(Data entries)
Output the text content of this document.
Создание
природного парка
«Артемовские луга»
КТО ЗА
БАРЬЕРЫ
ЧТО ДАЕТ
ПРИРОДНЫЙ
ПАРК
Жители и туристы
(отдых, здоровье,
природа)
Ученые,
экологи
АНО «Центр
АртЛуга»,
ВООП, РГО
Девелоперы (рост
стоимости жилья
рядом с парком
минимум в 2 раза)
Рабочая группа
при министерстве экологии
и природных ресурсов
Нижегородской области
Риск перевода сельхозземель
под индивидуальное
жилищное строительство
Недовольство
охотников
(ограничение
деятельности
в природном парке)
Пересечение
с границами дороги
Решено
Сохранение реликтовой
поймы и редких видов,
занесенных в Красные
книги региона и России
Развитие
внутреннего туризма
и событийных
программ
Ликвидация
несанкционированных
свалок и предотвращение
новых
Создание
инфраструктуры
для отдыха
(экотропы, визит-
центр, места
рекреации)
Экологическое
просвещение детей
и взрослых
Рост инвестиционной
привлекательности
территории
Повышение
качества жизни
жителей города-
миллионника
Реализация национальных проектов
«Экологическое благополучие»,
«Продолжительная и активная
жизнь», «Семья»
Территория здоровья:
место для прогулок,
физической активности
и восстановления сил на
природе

■ DESCRIPTION OF THE TASK: Go through the data and return every record exactly.

■ EXERCISE RESPONSE:
Output the text content of this document.
Создание
природного парка
«Артемовские луга»
КТО ЗА
БАРЬЕРЫ
ЧТО ДАЕТ
ПРИРОДНЫЙ
ПАРК
Жители и туристы
(отдых, здоровье,
природа)
Ученые,
экологи
АНО «Центр
АртЛуга»,
ВООП, РГО
Девелоперы (рост
стоимости жилья
рядом с парком
минимум в 2 раза)
Рабочая группа
при министерстве экологии
и природных ресурсов
Нижегородской области
Риск перевода сельхозземель
под индивидуальное
жилищное строительство
Недовольство
охотников
(ограничение
деятельности
в природном парке)
Пересечение
с границами дороги
Решено
Сохранение реликтовой
поймы и редких видов,
занесенных в Красные
книги региона и России
Развитие
внутреннего туризма
и событийных
программ
Ликвидация
несанкционированных
свалок и предотвращение
новых
Создание
инфраструктуры
для отдыха
(экотропы, визит-
центр, места
рекреации)
Экологическое
просвещение детей
и взрослых
Рост инвестиционной
привлекательности
территории
Повышение
качества жизни
жителей города-
миллионника
Реализация национальных проектов
«Экологическое благополучие»,
«Продолжительная и активная
жизнь», «Семья»
Территория здоровья:
место для прогулок,
физической активности
и восстановления сил на
природе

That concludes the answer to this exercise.